Data listing:

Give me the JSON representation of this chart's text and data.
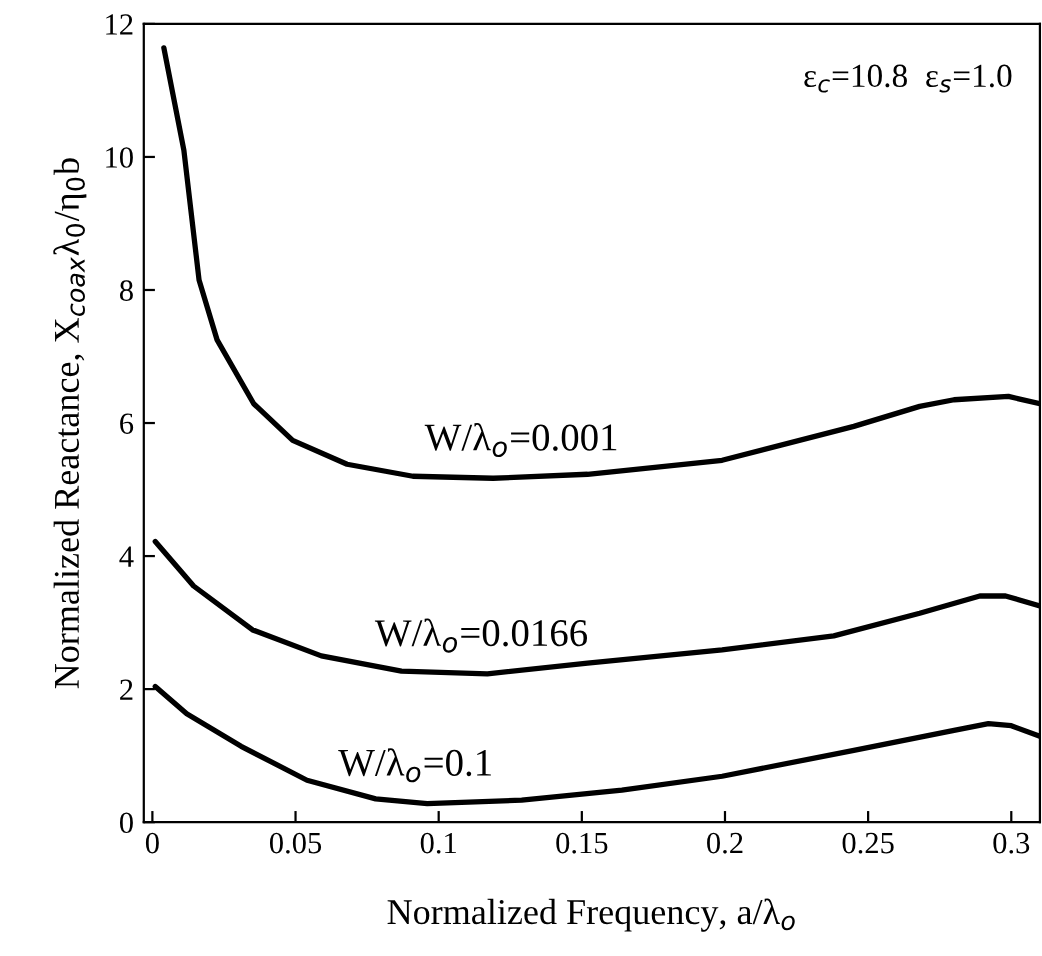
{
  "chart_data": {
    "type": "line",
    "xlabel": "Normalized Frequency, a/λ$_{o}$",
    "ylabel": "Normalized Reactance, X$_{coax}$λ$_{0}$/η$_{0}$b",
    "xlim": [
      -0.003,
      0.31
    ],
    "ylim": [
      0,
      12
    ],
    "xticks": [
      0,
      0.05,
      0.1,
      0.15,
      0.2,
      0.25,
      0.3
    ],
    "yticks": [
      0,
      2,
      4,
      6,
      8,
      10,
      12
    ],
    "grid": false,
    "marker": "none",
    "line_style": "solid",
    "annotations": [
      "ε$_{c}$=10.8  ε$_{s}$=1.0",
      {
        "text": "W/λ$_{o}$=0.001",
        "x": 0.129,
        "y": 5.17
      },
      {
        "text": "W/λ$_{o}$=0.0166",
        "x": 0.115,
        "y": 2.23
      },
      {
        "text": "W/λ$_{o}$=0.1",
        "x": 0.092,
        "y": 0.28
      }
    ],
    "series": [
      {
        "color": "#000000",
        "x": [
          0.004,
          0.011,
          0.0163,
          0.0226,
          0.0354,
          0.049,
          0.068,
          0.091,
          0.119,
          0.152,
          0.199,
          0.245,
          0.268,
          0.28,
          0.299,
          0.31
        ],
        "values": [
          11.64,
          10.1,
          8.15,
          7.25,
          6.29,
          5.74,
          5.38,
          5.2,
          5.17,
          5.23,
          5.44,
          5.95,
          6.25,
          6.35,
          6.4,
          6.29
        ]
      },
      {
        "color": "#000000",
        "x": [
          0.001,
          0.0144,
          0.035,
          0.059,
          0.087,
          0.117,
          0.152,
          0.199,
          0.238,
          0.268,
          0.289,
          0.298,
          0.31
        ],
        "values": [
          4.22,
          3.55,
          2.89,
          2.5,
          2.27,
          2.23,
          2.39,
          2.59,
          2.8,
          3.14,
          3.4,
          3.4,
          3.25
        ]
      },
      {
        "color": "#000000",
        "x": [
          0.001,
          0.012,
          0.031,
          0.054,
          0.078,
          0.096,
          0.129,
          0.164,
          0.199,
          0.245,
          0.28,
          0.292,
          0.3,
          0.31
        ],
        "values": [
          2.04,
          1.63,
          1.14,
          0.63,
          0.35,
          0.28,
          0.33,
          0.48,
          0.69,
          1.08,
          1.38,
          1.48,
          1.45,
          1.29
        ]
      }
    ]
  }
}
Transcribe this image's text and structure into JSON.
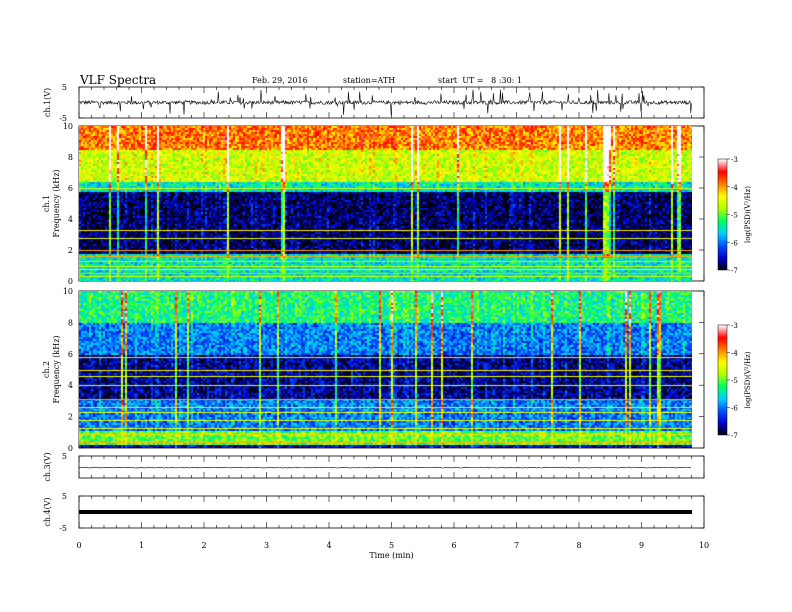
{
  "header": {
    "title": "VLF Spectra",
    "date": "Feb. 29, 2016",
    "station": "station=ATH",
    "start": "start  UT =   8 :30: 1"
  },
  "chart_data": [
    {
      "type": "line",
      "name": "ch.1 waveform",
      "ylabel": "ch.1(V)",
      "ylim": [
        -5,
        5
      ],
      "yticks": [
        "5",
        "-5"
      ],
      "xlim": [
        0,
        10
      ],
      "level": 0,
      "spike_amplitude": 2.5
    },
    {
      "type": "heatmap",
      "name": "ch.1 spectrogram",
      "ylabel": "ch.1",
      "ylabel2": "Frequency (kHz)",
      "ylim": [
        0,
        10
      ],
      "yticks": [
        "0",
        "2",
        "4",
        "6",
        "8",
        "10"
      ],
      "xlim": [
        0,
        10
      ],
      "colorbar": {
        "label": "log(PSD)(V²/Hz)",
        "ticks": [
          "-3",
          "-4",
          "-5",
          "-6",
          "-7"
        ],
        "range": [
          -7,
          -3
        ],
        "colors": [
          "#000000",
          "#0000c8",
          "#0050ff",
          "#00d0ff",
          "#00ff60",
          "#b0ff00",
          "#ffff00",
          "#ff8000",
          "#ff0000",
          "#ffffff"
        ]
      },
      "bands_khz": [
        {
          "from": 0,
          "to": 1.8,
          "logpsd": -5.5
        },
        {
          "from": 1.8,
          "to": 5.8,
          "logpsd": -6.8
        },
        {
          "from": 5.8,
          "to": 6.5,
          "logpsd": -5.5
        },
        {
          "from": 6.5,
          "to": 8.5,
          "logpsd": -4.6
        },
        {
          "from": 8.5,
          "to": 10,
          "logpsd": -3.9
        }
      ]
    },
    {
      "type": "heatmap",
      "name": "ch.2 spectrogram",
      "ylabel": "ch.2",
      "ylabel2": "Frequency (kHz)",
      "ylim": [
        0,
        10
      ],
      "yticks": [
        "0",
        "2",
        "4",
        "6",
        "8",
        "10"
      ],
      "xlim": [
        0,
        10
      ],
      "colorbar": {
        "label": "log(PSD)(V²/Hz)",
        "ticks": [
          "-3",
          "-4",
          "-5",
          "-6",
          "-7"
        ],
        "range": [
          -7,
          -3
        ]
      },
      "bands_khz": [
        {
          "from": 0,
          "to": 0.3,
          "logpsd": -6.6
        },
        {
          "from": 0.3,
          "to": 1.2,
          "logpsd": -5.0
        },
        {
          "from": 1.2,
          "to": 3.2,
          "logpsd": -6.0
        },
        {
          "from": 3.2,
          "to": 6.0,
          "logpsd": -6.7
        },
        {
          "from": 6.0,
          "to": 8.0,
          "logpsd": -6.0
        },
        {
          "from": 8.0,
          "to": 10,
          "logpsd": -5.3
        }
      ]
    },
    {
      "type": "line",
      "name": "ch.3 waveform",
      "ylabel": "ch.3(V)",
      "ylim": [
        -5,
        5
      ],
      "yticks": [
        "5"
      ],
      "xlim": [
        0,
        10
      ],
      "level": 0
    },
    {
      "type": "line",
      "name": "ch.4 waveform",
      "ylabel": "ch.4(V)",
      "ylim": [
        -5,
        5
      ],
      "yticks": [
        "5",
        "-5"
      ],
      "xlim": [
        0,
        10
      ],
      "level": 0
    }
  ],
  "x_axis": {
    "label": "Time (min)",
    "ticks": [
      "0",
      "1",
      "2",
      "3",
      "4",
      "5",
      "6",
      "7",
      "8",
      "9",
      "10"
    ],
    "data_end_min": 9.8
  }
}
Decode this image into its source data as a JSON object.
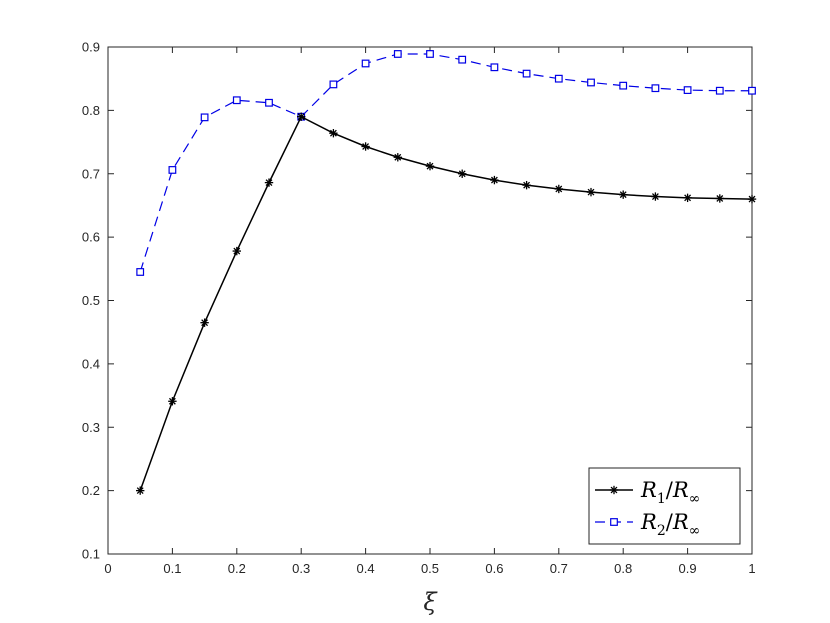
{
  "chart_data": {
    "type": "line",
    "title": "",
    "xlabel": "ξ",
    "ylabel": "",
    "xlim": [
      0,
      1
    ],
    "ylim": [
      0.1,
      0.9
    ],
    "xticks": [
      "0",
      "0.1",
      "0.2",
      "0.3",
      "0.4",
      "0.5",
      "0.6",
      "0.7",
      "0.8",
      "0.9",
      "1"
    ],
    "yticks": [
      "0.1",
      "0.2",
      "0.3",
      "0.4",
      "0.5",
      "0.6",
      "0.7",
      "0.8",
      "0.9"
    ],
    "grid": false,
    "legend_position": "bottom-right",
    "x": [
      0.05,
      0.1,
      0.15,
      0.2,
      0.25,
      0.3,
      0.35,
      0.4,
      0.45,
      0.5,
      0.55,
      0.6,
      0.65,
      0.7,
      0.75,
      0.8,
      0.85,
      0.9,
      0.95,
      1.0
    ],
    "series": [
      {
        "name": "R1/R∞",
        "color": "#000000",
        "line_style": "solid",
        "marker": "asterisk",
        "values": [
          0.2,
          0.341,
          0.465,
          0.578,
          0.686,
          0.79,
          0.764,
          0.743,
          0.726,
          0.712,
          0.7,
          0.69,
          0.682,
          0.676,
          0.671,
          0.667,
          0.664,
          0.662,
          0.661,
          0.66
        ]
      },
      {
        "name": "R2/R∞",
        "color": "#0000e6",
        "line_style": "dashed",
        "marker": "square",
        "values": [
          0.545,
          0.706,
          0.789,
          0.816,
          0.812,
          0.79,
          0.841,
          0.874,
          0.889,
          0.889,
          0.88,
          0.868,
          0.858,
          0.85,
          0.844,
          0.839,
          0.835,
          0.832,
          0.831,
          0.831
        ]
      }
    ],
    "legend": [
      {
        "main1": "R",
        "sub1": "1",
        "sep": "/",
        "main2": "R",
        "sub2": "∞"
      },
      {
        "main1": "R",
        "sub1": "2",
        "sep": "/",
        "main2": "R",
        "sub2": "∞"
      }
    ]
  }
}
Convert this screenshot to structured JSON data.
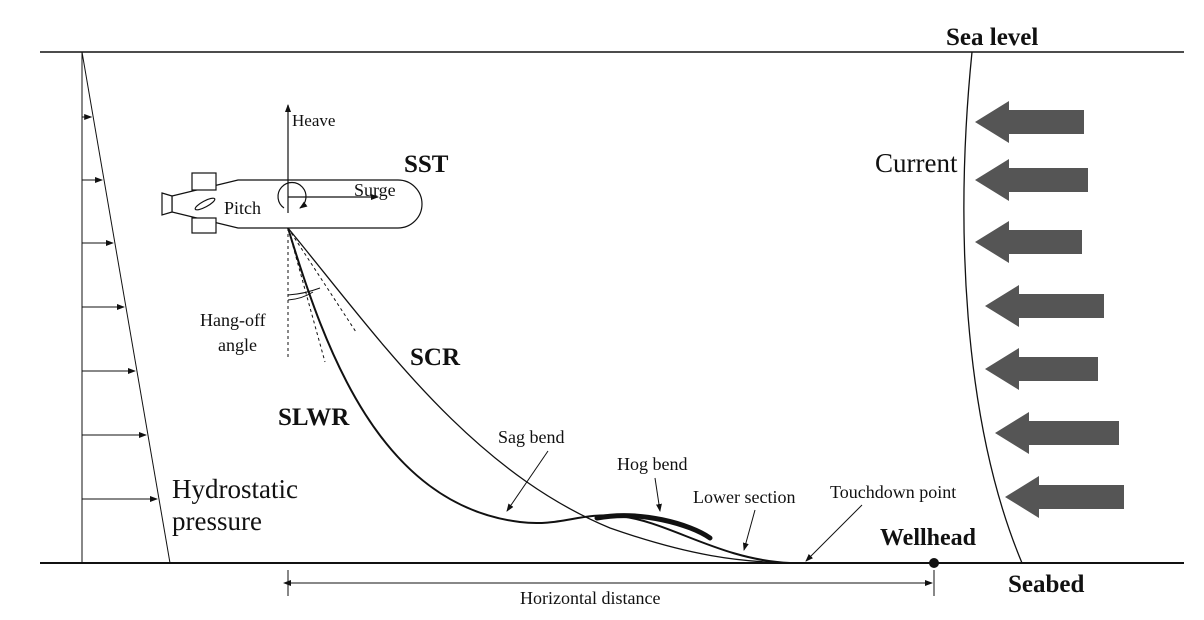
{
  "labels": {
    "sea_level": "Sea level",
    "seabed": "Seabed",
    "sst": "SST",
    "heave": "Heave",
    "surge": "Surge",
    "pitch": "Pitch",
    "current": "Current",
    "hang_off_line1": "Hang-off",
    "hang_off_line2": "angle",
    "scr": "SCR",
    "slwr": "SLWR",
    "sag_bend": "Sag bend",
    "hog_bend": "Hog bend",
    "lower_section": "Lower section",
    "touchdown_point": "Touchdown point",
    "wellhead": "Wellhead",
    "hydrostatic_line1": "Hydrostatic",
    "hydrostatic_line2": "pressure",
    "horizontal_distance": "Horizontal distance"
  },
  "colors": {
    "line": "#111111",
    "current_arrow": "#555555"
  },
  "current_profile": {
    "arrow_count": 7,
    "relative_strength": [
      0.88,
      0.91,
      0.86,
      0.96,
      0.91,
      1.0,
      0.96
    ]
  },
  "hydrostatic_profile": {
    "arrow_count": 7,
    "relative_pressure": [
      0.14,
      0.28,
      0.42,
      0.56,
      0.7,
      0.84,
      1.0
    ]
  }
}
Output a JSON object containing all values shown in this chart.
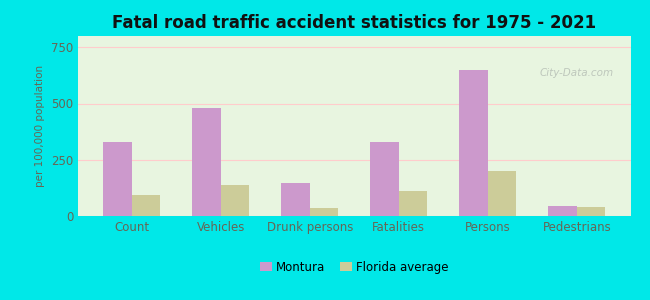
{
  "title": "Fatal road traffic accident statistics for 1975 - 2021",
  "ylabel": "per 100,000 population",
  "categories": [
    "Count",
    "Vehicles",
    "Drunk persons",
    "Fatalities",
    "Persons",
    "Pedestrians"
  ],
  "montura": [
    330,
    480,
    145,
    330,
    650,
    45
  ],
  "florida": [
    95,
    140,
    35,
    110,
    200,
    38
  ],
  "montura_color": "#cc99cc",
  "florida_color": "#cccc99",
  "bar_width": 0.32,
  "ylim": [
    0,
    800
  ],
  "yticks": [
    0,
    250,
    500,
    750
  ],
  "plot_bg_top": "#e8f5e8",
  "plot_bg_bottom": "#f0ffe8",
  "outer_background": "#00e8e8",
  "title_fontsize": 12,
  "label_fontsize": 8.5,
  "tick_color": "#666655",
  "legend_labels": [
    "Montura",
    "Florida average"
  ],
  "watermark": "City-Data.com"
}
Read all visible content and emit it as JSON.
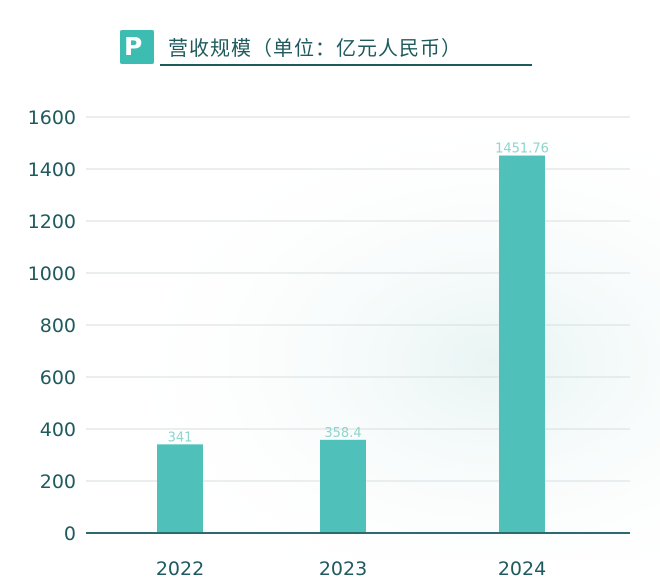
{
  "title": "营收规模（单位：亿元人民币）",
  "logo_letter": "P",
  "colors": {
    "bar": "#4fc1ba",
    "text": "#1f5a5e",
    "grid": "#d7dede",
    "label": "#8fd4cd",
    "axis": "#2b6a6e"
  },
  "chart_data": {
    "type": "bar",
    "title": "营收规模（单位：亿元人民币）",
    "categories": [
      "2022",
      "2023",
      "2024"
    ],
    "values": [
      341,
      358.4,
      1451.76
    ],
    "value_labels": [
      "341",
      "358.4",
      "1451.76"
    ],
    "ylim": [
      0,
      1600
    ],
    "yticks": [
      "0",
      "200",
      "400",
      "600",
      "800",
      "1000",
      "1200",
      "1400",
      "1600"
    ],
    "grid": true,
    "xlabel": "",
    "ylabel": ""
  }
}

* _Exercise requirements_
Gather up, from the records above, each line where the word "marker" appears.

* _Result of this task_
    "marker": "none",
        "marker": "asterisk",
        "marker": "square",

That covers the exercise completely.